• **Task inputs**:

· · · · · · ·

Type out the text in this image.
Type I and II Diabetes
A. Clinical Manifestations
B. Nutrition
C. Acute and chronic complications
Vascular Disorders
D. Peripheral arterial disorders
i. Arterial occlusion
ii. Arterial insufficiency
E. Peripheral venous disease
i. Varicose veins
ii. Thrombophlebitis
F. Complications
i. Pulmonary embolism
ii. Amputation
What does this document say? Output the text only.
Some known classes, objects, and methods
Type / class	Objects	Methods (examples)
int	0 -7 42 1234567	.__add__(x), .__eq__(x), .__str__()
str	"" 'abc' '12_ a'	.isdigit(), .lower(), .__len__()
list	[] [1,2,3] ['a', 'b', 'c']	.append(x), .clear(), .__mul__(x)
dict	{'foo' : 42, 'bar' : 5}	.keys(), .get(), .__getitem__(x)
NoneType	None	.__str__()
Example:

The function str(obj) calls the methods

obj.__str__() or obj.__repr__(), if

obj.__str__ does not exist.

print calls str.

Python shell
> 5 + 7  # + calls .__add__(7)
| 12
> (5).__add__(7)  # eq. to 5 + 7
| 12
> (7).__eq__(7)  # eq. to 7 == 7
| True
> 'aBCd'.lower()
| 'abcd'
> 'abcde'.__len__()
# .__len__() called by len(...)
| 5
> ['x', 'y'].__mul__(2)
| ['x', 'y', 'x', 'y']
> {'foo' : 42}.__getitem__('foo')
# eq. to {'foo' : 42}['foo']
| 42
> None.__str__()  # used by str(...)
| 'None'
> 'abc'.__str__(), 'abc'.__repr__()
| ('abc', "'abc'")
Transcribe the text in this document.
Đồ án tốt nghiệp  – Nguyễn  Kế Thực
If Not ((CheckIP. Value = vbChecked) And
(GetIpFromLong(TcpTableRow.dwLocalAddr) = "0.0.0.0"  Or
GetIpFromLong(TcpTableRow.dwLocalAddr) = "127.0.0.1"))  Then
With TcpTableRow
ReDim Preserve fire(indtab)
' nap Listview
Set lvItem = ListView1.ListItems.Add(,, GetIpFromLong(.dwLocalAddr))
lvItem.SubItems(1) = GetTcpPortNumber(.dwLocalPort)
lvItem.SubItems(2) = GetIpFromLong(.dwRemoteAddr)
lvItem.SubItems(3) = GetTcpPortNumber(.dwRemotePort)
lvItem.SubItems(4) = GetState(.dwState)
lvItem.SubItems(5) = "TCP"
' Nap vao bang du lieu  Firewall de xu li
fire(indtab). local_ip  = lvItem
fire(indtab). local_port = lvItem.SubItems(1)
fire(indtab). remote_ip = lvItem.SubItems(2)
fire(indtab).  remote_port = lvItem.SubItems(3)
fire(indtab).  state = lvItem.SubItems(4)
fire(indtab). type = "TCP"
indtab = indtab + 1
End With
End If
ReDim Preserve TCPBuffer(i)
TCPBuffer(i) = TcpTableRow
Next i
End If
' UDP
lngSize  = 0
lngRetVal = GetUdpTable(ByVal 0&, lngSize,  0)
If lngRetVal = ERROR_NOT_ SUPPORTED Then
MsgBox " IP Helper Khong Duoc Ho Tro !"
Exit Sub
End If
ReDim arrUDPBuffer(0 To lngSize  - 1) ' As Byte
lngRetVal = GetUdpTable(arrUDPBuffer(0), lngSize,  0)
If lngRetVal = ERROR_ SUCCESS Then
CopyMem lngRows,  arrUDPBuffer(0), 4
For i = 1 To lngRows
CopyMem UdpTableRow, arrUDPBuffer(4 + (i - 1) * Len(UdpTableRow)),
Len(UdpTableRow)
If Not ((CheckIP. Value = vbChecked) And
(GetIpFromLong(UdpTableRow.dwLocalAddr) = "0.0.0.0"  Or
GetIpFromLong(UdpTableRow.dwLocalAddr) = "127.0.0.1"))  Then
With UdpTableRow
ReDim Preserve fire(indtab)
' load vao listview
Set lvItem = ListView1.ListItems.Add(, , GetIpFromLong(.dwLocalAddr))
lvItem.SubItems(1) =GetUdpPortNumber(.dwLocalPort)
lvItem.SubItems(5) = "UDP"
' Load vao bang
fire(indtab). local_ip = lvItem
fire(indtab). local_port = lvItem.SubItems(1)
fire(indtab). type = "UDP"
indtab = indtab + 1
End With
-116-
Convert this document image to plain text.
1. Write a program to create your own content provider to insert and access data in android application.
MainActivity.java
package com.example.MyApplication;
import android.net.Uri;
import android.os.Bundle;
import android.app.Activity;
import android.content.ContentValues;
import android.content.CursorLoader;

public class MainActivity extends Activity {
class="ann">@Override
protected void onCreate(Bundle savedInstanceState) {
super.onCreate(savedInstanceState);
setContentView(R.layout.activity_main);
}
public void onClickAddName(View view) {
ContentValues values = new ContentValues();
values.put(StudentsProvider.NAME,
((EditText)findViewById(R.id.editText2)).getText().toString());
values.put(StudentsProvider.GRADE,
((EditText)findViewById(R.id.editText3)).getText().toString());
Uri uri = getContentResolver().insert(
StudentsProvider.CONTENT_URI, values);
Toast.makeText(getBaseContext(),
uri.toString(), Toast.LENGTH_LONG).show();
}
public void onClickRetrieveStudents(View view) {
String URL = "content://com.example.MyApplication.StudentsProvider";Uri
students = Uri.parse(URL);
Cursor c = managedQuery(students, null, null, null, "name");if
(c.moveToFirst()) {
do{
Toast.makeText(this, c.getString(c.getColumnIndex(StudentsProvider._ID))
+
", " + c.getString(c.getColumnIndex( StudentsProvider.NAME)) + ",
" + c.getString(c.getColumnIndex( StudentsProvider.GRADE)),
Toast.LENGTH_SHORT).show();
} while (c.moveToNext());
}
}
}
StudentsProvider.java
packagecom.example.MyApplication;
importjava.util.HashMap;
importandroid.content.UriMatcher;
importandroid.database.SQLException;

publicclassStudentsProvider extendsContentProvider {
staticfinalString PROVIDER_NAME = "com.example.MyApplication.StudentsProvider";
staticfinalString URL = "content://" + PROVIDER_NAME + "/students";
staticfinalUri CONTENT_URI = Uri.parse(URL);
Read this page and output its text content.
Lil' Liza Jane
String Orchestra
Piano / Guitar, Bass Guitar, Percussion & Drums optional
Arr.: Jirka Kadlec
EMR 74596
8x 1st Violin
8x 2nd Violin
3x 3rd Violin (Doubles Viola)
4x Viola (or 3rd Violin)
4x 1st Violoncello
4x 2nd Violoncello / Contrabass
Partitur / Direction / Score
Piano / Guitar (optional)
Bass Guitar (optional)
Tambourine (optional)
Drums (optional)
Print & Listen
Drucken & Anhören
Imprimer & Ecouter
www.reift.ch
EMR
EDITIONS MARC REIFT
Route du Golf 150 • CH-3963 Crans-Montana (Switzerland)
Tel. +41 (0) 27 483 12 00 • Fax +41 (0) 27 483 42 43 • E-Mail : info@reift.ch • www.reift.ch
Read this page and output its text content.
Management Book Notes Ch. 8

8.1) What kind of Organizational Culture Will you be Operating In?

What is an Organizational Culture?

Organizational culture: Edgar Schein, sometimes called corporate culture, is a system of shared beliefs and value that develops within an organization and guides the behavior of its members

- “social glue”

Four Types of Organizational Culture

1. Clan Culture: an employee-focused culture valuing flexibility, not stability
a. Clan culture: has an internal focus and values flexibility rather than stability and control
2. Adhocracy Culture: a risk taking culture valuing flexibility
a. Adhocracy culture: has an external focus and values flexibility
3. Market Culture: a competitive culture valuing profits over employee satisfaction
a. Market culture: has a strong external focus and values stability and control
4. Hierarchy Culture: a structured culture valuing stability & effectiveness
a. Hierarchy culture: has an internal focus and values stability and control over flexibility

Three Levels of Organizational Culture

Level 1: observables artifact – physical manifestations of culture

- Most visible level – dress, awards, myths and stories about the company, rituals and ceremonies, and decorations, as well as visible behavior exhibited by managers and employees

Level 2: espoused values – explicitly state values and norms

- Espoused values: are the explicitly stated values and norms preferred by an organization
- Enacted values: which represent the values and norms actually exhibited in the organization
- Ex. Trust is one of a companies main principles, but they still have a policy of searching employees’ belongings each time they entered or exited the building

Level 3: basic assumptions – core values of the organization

· · · · · · ·

• **What to do**: Check each line above for "Drums" and return the ones that have it.

• **Completed task**:
Piano / Guitar, Bass Guitar, Percussion & Drums optional
Drums (optional)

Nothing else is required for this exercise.